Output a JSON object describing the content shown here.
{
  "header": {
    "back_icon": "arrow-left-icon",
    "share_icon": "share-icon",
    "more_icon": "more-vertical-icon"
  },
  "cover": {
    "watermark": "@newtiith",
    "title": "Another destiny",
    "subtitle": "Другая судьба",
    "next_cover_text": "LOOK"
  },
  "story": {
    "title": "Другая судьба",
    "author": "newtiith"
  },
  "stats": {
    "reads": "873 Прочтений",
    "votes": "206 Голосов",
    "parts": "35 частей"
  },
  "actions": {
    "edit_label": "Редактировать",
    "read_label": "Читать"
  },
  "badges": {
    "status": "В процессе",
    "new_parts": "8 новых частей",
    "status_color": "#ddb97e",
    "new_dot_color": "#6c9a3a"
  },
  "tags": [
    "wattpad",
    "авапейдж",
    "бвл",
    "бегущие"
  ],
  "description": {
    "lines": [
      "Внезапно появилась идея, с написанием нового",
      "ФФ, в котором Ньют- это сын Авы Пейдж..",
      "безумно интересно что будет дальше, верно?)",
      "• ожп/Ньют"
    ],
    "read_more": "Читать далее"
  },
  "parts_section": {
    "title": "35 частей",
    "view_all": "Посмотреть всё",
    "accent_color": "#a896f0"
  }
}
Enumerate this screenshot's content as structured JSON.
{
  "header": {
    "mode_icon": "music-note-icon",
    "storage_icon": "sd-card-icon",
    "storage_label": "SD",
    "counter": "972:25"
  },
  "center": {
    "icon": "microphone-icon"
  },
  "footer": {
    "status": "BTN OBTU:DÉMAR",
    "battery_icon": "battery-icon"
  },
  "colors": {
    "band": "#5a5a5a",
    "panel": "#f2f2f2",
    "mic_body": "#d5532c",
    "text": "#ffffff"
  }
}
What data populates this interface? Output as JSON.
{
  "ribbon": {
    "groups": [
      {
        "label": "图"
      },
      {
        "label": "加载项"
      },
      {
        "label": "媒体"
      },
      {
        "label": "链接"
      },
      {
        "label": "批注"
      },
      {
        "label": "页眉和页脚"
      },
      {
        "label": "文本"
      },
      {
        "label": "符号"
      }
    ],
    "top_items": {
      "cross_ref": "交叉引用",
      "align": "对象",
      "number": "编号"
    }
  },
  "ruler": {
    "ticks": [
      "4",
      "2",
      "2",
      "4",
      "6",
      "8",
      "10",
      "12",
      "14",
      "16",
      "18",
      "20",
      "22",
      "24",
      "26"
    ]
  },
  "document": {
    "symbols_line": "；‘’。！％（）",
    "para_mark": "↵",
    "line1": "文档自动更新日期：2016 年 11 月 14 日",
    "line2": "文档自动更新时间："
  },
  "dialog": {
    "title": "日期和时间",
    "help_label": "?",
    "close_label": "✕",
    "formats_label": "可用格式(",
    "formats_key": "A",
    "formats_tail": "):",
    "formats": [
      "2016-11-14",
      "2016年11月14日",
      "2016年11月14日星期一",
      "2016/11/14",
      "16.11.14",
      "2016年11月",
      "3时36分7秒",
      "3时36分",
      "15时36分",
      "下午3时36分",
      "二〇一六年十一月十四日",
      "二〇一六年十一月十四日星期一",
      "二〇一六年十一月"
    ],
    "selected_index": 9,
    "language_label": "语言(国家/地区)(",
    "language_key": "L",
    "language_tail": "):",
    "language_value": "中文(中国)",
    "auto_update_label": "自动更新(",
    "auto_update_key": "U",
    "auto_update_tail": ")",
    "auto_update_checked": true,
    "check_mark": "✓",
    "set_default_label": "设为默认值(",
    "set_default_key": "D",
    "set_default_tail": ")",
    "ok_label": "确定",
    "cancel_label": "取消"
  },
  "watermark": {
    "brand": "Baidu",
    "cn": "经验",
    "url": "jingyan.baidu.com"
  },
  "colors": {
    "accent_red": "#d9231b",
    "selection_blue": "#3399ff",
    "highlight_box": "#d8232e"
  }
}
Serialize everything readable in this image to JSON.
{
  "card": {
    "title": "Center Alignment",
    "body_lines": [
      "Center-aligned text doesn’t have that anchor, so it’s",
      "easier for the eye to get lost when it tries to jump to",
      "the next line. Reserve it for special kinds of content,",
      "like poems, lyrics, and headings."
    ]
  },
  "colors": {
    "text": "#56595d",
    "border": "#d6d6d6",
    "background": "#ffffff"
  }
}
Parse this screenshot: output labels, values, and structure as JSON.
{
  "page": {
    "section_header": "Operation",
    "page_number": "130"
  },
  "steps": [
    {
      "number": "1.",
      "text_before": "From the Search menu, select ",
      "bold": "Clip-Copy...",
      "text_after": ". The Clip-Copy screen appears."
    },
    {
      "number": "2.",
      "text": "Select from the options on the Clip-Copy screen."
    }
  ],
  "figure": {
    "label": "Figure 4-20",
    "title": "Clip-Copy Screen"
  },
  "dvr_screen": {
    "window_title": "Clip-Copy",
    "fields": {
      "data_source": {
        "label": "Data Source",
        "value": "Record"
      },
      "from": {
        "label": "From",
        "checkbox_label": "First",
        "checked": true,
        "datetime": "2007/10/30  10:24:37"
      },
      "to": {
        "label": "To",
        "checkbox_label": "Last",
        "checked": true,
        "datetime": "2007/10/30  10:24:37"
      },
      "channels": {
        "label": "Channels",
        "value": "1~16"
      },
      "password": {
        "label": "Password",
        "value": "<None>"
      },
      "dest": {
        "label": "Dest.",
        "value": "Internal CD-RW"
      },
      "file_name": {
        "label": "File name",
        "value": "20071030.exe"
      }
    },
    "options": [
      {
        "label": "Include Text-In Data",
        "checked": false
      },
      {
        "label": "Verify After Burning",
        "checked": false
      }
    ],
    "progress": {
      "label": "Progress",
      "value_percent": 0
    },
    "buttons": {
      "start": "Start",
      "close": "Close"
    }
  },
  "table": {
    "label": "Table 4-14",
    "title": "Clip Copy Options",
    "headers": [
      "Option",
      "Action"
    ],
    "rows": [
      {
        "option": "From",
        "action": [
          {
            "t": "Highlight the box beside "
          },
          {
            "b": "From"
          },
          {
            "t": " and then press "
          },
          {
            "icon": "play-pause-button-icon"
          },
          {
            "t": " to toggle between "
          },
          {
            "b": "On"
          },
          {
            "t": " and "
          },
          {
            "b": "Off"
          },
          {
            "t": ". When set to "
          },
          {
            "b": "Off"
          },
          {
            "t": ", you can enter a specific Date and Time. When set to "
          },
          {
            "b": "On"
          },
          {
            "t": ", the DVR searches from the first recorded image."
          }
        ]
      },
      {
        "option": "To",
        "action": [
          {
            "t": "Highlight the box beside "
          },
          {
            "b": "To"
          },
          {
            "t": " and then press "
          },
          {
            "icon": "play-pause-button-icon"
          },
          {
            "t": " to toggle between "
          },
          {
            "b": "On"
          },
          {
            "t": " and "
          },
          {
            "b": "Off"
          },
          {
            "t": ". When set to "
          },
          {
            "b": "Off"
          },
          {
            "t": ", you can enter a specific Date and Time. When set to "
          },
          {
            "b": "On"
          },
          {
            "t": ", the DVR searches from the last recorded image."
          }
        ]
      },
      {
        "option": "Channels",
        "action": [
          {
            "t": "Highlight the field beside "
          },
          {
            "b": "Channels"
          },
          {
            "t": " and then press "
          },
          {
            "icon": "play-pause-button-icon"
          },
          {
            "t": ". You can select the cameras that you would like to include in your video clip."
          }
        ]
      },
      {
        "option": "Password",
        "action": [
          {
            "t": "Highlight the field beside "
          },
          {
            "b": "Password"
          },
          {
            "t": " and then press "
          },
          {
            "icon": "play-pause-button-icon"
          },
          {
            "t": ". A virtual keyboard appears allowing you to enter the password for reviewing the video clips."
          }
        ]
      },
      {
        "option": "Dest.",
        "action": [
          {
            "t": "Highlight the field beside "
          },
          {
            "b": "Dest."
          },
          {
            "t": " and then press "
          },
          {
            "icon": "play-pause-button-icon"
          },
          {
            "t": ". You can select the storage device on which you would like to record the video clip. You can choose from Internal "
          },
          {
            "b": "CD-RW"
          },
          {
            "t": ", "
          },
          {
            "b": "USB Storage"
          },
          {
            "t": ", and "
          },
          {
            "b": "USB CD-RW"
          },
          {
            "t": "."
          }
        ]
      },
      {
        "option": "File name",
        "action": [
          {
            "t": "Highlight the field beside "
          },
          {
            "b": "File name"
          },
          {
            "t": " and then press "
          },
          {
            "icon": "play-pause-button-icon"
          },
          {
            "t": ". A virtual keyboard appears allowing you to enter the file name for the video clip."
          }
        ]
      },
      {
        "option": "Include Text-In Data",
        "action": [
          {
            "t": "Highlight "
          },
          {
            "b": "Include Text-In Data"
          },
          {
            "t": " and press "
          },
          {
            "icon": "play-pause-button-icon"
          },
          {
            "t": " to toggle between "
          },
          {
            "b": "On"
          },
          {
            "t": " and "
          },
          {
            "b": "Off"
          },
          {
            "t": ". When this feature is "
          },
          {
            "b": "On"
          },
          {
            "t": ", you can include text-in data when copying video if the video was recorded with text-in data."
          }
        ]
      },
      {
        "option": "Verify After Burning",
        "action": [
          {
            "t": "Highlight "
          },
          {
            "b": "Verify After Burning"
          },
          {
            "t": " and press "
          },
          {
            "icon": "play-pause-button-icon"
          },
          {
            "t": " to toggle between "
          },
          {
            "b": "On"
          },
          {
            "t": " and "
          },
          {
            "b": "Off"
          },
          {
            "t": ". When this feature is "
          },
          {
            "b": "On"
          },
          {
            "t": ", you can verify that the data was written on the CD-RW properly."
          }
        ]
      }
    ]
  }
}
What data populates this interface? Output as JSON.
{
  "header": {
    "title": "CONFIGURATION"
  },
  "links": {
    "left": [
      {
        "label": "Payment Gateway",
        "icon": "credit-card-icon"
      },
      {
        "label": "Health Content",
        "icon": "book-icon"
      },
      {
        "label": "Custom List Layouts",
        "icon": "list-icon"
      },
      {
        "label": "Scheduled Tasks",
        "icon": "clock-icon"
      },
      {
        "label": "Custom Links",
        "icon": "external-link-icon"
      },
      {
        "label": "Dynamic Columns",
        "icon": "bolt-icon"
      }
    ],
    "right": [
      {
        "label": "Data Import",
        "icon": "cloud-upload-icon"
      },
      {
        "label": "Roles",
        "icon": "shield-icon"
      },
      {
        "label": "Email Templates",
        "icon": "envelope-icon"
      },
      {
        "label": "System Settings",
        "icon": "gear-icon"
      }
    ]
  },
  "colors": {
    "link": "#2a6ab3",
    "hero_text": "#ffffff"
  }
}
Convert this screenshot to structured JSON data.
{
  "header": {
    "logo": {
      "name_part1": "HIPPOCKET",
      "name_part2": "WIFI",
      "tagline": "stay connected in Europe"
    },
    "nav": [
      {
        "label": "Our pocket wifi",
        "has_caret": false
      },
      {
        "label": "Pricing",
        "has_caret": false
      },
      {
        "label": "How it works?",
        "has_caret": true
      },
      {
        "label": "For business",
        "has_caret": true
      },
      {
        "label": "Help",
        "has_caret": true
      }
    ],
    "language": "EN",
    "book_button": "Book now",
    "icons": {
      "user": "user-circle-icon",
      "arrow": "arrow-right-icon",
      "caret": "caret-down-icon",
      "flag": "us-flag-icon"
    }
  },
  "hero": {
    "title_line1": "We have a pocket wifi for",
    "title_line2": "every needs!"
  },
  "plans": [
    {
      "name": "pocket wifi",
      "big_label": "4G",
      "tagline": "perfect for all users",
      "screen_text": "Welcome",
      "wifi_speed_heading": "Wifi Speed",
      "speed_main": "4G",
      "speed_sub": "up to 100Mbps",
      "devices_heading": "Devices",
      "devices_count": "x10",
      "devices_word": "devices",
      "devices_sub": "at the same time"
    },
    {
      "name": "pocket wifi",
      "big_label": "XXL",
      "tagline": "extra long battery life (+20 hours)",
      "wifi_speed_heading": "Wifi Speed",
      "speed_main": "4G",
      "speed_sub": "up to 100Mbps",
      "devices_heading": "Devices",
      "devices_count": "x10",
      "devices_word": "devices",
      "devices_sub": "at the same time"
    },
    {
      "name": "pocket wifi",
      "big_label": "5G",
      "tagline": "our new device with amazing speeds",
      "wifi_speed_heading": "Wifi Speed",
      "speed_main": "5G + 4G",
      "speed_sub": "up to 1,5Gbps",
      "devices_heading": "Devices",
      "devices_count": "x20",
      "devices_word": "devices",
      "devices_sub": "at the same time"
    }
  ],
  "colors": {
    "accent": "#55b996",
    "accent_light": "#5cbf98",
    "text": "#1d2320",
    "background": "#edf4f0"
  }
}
- - -
Which lines hold the word "Internal"? Copy each of them from the records.

        "value": "Internal CD-RW"
            "t": ". You can select the storage device on which you would like to record the video clip. You can choose from Internal "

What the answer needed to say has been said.